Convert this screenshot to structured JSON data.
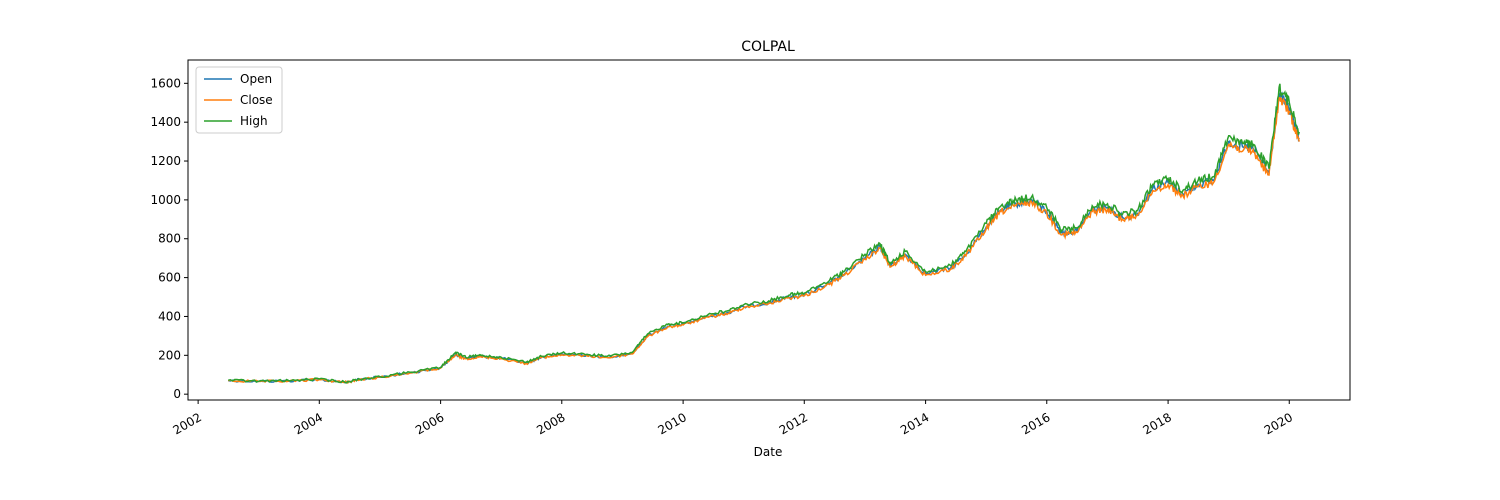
{
  "chart_data": {
    "type": "line",
    "title": "COLPAL",
    "xlabel": "Date",
    "ylabel": "",
    "x_ticks": [
      "2002",
      "2004",
      "2006",
      "2008",
      "2010",
      "2012",
      "2014",
      "2016",
      "2018",
      "2020"
    ],
    "y_ticks": [
      0,
      200,
      400,
      600,
      800,
      1000,
      1200,
      1400,
      1600
    ],
    "xlim": [
      "2001-11-01",
      "2021-01-01"
    ],
    "ylim": [
      -30,
      1720
    ],
    "grid": false,
    "legend": "top-left",
    "x": [
      "2002-07-01",
      "2003-01-01",
      "2003-07-01",
      "2004-01-01",
      "2004-06-01",
      "2004-09-01",
      "2005-01-01",
      "2005-07-01",
      "2006-01-01",
      "2006-04-01",
      "2006-06-01",
      "2006-09-01",
      "2007-01-01",
      "2007-06-01",
      "2007-09-01",
      "2008-01-01",
      "2008-06-01",
      "2008-10-01",
      "2009-03-01",
      "2009-06-01",
      "2009-10-01",
      "2010-01-01",
      "2010-06-01",
      "2010-10-01",
      "2011-01-01",
      "2011-06-01",
      "2011-10-01",
      "2012-01-01",
      "2012-06-01",
      "2012-09-01",
      "2013-01-01",
      "2013-04-01",
      "2013-06-01",
      "2013-09-01",
      "2014-01-01",
      "2014-06-01",
      "2014-09-01",
      "2015-01-01",
      "2015-04-01",
      "2015-07-01",
      "2015-10-01",
      "2016-01-01",
      "2016-04-01",
      "2016-07-01",
      "2016-10-01",
      "2017-01-01",
      "2017-04-01",
      "2017-07-01",
      "2017-10-01",
      "2018-01-01",
      "2018-04-01",
      "2018-07-01",
      "2018-10-01",
      "2019-01-01",
      "2019-04-01",
      "2019-06-01",
      "2019-09-01",
      "2019-11-01",
      "2020-01-01",
      "2020-03-01"
    ],
    "series": [
      {
        "name": "Open",
        "color": "#1f77b4",
        "values": [
          70,
          66,
          68,
          76,
          60,
          75,
          88,
          110,
          135,
          205,
          185,
          195,
          185,
          160,
          190,
          205,
          200,
          190,
          210,
          300,
          350,
          360,
          400,
          420,
          450,
          470,
          500,
          510,
          570,
          620,
          700,
          760,
          660,
          720,
          620,
          650,
          720,
          860,
          950,
          980,
          1000,
          940,
          830,
          840,
          950,
          960,
          910,
          930,
          1060,
          1090,
          1030,
          1080,
          1100,
          1300,
          1270,
          1260,
          1140,
          1540,
          1470,
          1320
        ]
      },
      {
        "name": "Close",
        "color": "#ff7f0e",
        "values": [
          69,
          65,
          67,
          75,
          60,
          74,
          87,
          109,
          134,
          200,
          182,
          192,
          182,
          158,
          188,
          202,
          197,
          188,
          207,
          296,
          346,
          356,
          396,
          416,
          446,
          466,
          496,
          506,
          565,
          615,
          693,
          752,
          654,
          712,
          612,
          644,
          712,
          850,
          940,
          970,
          990,
          930,
          820,
          832,
          940,
          950,
          900,
          920,
          1048,
          1078,
          1020,
          1068,
          1088,
          1285,
          1258,
          1246,
          1128,
          1525,
          1455,
          1300
        ]
      },
      {
        "name": "High",
        "color": "#2ca02c",
        "values": [
          72,
          67,
          70,
          78,
          62,
          77,
          90,
          113,
          138,
          215,
          190,
          200,
          190,
          165,
          195,
          212,
          205,
          195,
          215,
          310,
          360,
          368,
          410,
          430,
          460,
          480,
          510,
          520,
          585,
          635,
          720,
          775,
          670,
          735,
          630,
          662,
          735,
          880,
          970,
          1000,
          1015,
          960,
          845,
          855,
          970,
          980,
          925,
          945,
          1080,
          1110,
          1050,
          1100,
          1120,
          1330,
          1290,
          1285,
          1160,
          1580,
          1500,
          1350
        ]
      }
    ]
  }
}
━━━━
Repeat the preceding records precisely, and leave every picture out of the copy.

▶ Finished answer
Convert this screenshot to structured JSON data.
{
  "chart_data": {
    "type": "line",
    "title": "COLPAL",
    "xlabel": "Date",
    "ylabel": "",
    "x_ticks": [
      "2002",
      "2004",
      "2006",
      "2008",
      "2010",
      "2012",
      "2014",
      "2016",
      "2018",
      "2020"
    ],
    "y_ticks": [
      0,
      200,
      400,
      600,
      800,
      1000,
      1200,
      1400,
      1600
    ],
    "xlim": [
      "2001-11-01",
      "2021-01-01"
    ],
    "ylim": [
      -30,
      1720
    ],
    "grid": false,
    "legend": "top-left",
    "x": [
      "2002-07-01",
      "2003-01-01",
      "2003-07-01",
      "2004-01-01",
      "2004-06-01",
      "2004-09-01",
      "2005-01-01",
      "2005-07-01",
      "2006-01-01",
      "2006-04-01",
      "2006-06-01",
      "2006-09-01",
      "2007-01-01",
      "2007-06-01",
      "2007-09-01",
      "2008-01-01",
      "2008-06-01",
      "2008-10-01",
      "2009-03-01",
      "2009-06-01",
      "2009-10-01",
      "2010-01-01",
      "2010-06-01",
      "2010-10-01",
      "2011-01-01",
      "2011-06-01",
      "2011-10-01",
      "2012-01-01",
      "2012-06-01",
      "2012-09-01",
      "2013-01-01",
      "2013-04-01",
      "2013-06-01",
      "2013-09-01",
      "2014-01-01",
      "2014-06-01",
      "2014-09-01",
      "2015-01-01",
      "2015-04-01",
      "2015-07-01",
      "2015-10-01",
      "2016-01-01",
      "2016-04-01",
      "2016-07-01",
      "2016-10-01",
      "2017-01-01",
      "2017-04-01",
      "2017-07-01",
      "2017-10-01",
      "2018-01-01",
      "2018-04-01",
      "2018-07-01",
      "2018-10-01",
      "2019-01-01",
      "2019-04-01",
      "2019-06-01",
      "2019-09-01",
      "2019-11-01",
      "2020-01-01",
      "2020-03-01"
    ],
    "series": [
      {
        "name": "Open",
        "color": "#1f77b4",
        "values": [
          70,
          66,
          68,
          76,
          60,
          75,
          88,
          110,
          135,
          205,
          185,
          195,
          185,
          160,
          190,
          205,
          200,
          190,
          210,
          300,
          350,
          360,
          400,
          420,
          450,
          470,
          500,
          510,
          570,
          620,
          700,
          760,
          660,
          720,
          620,
          650,
          720,
          860,
          950,
          980,
          1000,
          940,
          830,
          840,
          950,
          960,
          910,
          930,
          1060,
          1090,
          1030,
          1080,
          1100,
          1300,
          1270,
          1260,
          1140,
          1540,
          1470,
          1320
        ]
      },
      {
        "name": "Close",
        "color": "#ff7f0e",
        "values": [
          69,
          65,
          67,
          75,
          60,
          74,
          87,
          109,
          134,
          200,
          182,
          192,
          182,
          158,
          188,
          202,
          197,
          188,
          207,
          296,
          346,
          356,
          396,
          416,
          446,
          466,
          496,
          506,
          565,
          615,
          693,
          752,
          654,
          712,
          612,
          644,
          712,
          850,
          940,
          970,
          990,
          930,
          820,
          832,
          940,
          950,
          900,
          920,
          1048,
          1078,
          1020,
          1068,
          1088,
          1285,
          1258,
          1246,
          1128,
          1525,
          1455,
          1300
        ]
      },
      {
        "name": "High",
        "color": "#2ca02c",
        "values": [
          72,
          67,
          70,
          78,
          62,
          77,
          90,
          113,
          138,
          215,
          190,
          200,
          190,
          165,
          195,
          212,
          205,
          195,
          215,
          310,
          360,
          368,
          410,
          430,
          460,
          480,
          510,
          520,
          585,
          635,
          720,
          775,
          670,
          735,
          630,
          662,
          735,
          880,
          970,
          1000,
          1015,
          960,
          845,
          855,
          970,
          980,
          925,
          945,
          1080,
          1110,
          1050,
          1100,
          1120,
          1330,
          1290,
          1285,
          1160,
          1580,
          1500,
          1350
        ]
      }
    ]
  }
}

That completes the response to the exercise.